# [Records for the task]

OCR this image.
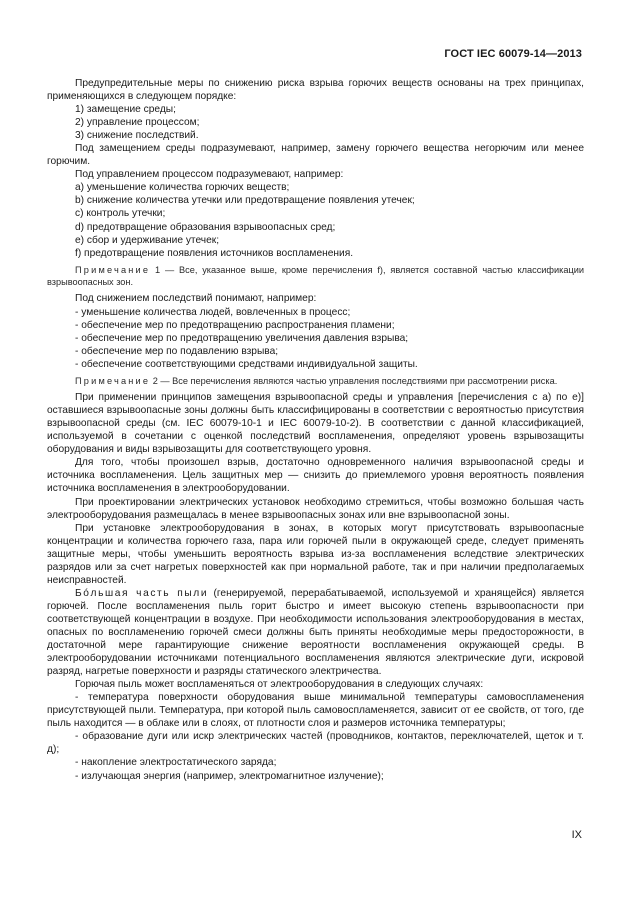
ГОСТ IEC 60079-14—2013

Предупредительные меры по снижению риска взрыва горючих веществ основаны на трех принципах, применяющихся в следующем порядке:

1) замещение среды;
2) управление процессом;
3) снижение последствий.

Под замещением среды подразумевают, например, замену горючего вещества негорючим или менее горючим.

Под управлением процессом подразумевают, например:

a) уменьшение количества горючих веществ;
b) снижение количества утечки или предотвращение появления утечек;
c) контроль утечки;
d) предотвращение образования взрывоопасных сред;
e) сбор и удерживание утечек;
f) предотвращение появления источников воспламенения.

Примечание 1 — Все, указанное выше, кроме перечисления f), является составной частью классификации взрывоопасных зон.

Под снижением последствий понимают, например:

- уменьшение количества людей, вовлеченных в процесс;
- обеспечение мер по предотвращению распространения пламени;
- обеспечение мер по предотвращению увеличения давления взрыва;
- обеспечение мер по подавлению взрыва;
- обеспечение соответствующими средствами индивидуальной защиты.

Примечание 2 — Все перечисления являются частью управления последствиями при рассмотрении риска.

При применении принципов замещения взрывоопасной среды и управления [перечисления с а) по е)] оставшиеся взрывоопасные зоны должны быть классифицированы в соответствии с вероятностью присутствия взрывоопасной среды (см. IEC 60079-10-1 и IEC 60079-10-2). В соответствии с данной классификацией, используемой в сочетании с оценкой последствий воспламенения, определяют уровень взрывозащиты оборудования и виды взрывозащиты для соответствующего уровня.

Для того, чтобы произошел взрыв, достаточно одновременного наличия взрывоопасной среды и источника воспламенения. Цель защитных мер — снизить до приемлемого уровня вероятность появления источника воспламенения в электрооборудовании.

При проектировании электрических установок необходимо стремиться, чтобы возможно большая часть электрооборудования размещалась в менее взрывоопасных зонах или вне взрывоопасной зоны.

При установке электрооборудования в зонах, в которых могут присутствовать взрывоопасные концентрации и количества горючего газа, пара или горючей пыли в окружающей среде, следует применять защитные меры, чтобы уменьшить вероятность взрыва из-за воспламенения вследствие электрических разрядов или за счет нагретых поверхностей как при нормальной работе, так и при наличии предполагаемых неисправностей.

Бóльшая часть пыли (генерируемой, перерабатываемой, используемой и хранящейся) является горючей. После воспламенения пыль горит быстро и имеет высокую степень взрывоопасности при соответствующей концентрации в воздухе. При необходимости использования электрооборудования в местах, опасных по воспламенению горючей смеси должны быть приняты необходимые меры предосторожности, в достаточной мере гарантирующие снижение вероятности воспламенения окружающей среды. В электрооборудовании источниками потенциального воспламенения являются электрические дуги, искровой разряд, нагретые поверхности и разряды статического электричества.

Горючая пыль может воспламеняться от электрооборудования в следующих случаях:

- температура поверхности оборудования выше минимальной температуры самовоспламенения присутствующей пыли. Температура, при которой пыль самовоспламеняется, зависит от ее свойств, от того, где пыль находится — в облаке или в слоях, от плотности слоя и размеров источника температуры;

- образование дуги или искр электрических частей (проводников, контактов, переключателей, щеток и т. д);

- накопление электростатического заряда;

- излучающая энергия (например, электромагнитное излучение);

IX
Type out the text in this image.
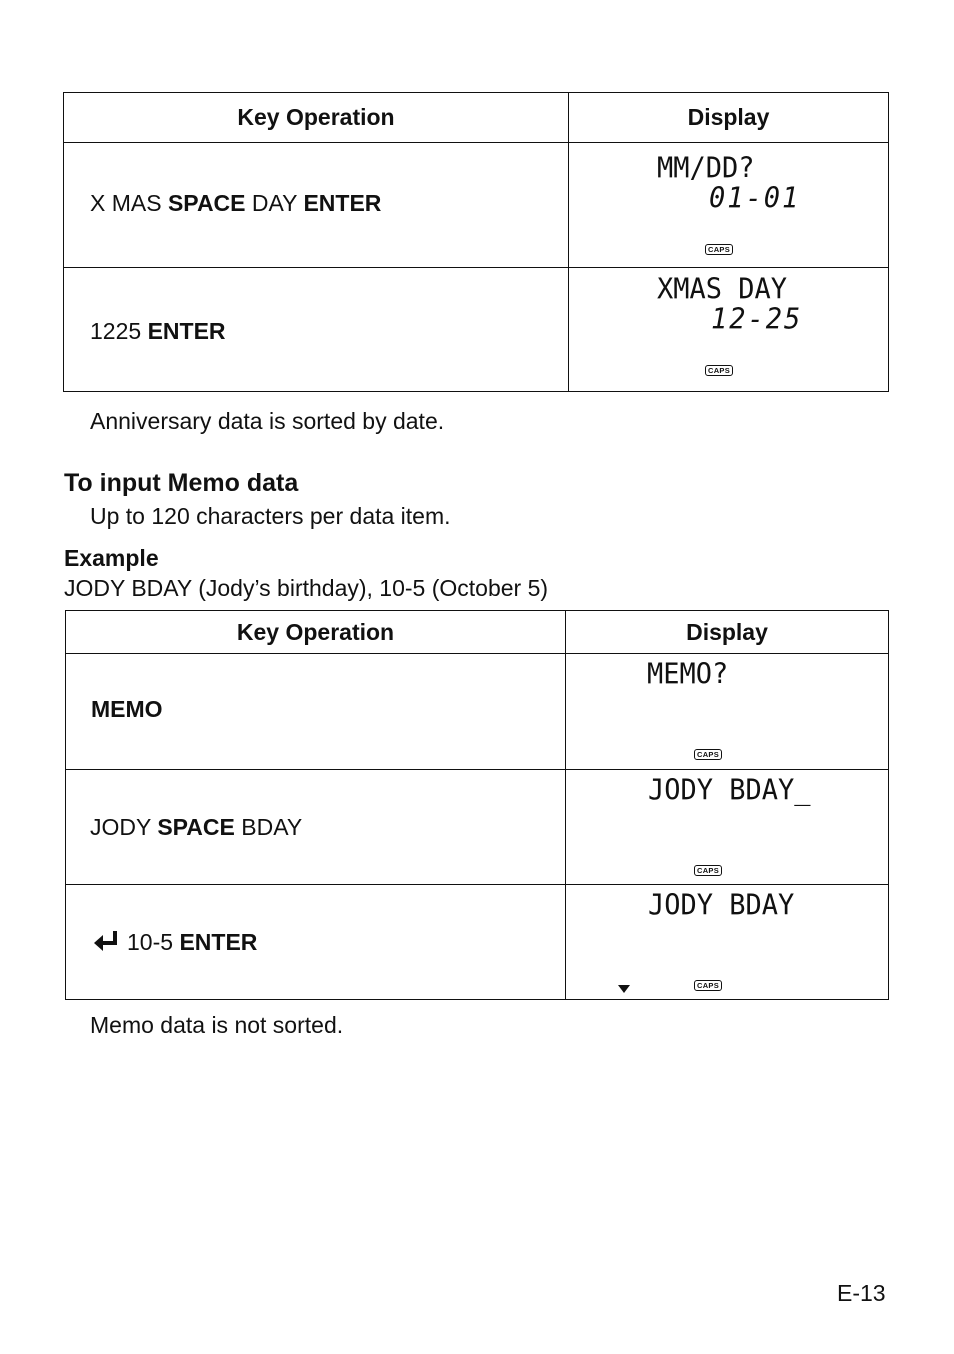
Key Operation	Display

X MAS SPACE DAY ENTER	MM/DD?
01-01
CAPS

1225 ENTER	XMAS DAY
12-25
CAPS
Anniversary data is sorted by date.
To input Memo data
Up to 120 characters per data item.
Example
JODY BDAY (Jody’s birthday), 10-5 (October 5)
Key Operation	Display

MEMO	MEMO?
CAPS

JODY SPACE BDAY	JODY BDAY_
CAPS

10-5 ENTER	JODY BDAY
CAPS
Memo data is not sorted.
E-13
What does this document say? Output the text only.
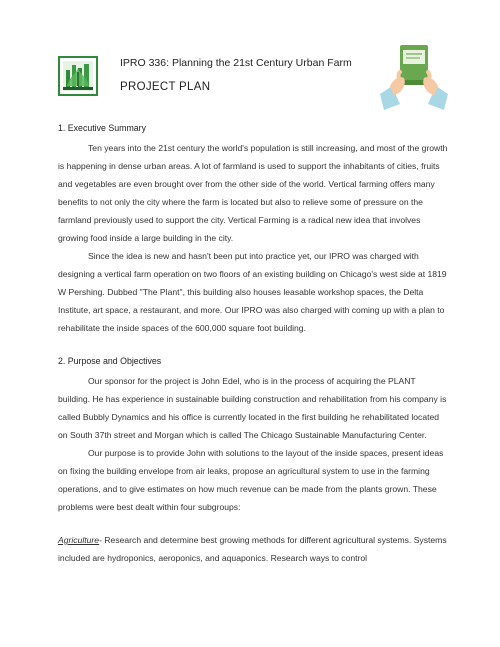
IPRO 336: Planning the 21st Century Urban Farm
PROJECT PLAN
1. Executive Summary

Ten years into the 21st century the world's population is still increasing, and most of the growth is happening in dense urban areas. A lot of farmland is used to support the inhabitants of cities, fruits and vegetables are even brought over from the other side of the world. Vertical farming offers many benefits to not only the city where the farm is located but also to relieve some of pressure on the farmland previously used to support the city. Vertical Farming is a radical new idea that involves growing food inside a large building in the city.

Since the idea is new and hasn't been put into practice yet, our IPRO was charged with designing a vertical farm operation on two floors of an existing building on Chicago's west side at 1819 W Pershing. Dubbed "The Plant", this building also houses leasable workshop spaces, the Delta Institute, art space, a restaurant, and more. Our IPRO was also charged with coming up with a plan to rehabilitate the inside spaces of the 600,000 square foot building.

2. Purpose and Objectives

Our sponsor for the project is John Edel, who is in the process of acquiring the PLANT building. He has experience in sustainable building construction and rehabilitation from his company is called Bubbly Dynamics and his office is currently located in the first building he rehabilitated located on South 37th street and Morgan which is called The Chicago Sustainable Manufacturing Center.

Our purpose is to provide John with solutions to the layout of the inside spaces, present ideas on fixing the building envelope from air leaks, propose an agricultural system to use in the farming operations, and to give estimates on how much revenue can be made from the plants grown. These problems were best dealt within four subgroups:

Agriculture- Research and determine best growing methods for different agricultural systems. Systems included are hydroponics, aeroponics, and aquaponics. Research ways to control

# [Aim of the task]
Find the string "text" in the listing and return every line that holds it.

# [Solution to this problem]
Type out the text in this image.
What does this document say? Output the text only.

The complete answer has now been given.